Using the entries that follow, state how many lines contain the word "image". The response is that number and nothing more.

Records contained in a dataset
## Begin
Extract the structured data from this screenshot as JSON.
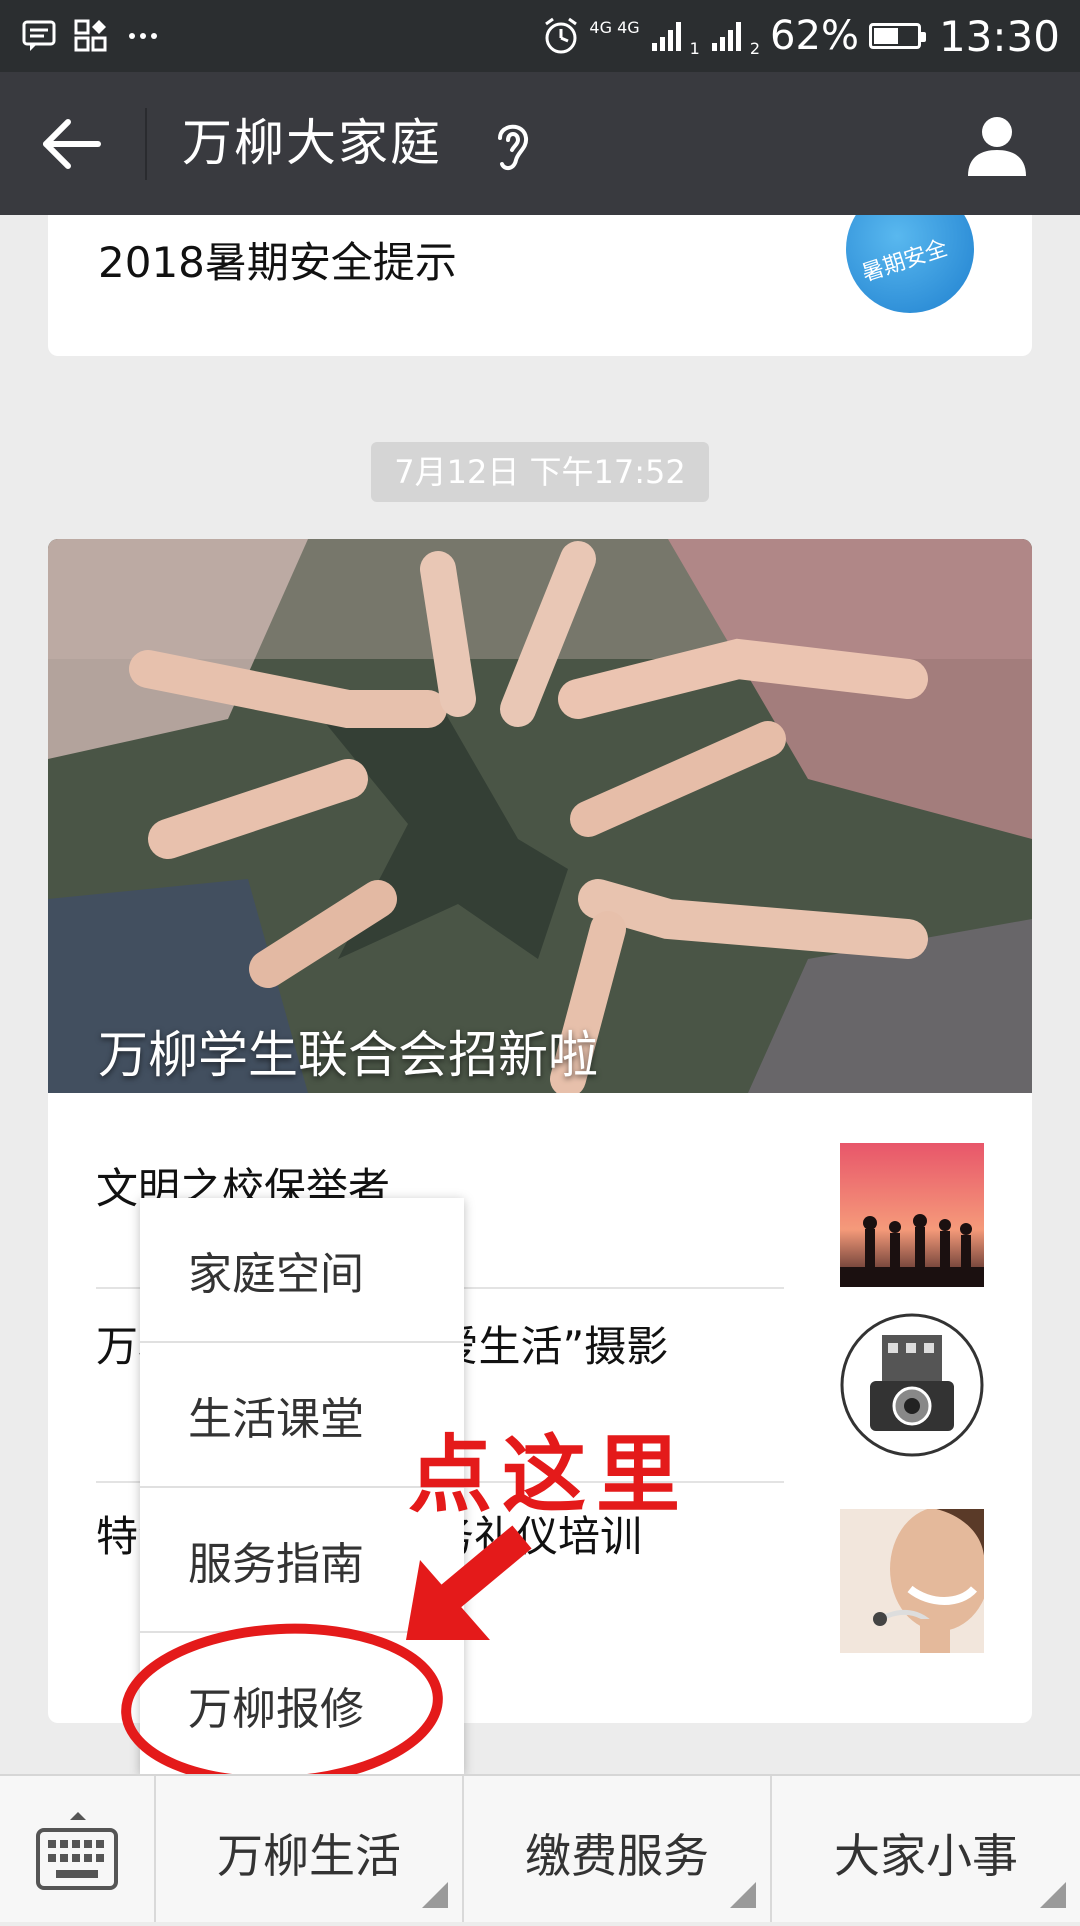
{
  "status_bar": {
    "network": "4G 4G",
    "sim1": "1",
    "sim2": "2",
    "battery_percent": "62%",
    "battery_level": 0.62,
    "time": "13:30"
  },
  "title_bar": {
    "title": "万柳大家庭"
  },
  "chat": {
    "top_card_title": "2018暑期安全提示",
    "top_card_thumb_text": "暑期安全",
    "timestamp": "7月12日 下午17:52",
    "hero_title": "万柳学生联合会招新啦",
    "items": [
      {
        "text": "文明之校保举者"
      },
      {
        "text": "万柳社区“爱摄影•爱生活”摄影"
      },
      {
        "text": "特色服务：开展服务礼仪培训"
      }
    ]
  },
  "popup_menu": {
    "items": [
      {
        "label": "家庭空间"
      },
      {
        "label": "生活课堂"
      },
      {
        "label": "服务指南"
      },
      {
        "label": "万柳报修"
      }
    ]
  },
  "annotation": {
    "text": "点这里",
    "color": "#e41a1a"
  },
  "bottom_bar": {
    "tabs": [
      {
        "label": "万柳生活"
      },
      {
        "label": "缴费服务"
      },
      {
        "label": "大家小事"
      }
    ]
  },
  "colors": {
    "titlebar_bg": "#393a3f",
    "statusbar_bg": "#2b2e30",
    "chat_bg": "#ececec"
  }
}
## End
## Begin
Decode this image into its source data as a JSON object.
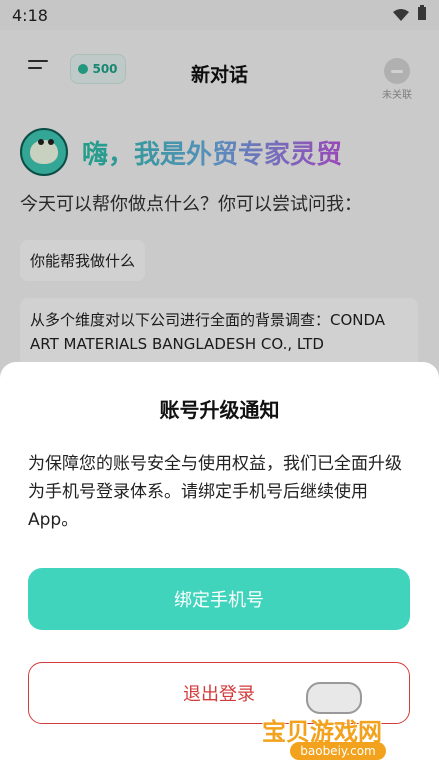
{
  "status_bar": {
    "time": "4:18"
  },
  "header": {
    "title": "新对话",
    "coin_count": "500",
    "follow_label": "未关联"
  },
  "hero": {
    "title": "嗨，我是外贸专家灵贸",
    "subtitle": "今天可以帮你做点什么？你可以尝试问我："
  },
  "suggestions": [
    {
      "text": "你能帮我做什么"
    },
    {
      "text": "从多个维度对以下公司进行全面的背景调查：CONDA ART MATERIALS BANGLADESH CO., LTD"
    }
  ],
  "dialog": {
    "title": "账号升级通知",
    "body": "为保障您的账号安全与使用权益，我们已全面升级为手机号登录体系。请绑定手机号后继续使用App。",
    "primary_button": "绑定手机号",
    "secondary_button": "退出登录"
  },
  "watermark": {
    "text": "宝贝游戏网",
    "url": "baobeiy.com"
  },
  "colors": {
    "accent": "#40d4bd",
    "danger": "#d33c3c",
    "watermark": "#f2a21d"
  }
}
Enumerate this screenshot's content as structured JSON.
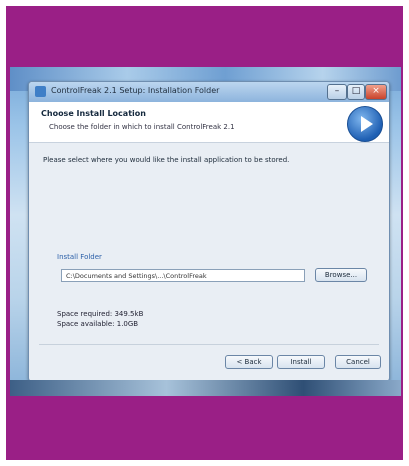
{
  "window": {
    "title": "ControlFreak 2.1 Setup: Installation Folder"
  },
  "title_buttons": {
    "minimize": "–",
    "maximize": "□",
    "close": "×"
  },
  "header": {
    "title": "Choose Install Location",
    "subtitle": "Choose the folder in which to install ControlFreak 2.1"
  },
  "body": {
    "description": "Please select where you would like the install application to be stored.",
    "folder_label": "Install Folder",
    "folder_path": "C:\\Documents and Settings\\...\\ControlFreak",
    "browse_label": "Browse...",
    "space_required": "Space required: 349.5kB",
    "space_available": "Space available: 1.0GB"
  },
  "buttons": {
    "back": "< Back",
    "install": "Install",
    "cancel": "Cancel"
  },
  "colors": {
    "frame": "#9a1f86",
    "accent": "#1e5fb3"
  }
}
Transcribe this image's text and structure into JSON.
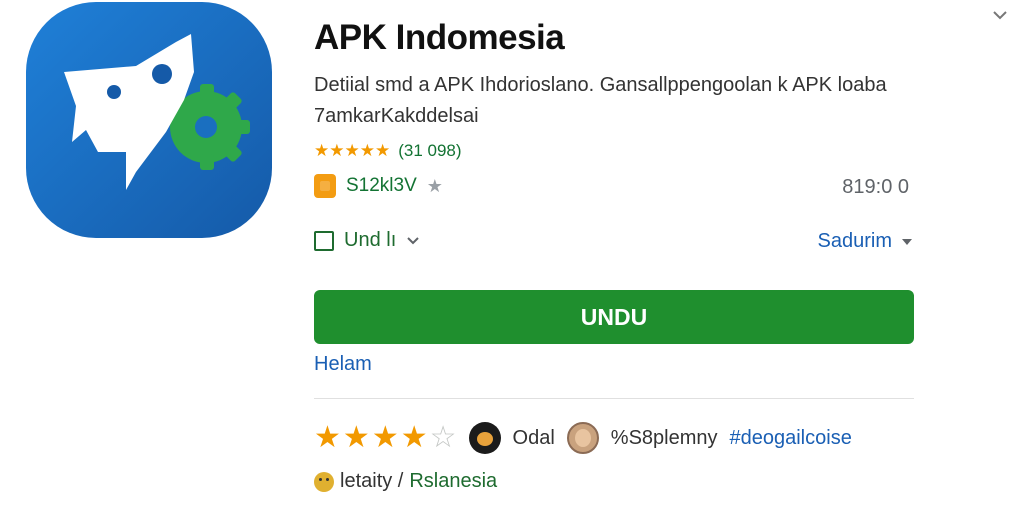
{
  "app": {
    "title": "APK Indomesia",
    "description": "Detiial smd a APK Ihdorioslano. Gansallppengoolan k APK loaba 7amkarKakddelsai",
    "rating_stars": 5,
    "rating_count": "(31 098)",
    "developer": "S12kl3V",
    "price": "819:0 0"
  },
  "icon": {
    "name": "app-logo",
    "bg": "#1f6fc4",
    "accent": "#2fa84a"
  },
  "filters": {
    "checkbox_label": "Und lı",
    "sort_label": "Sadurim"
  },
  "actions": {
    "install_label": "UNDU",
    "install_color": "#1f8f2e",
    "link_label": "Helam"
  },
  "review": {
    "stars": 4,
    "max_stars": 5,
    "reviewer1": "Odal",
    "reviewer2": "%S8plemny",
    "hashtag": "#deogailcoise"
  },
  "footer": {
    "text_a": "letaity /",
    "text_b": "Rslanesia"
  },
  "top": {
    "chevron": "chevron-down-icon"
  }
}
## End
- In response
2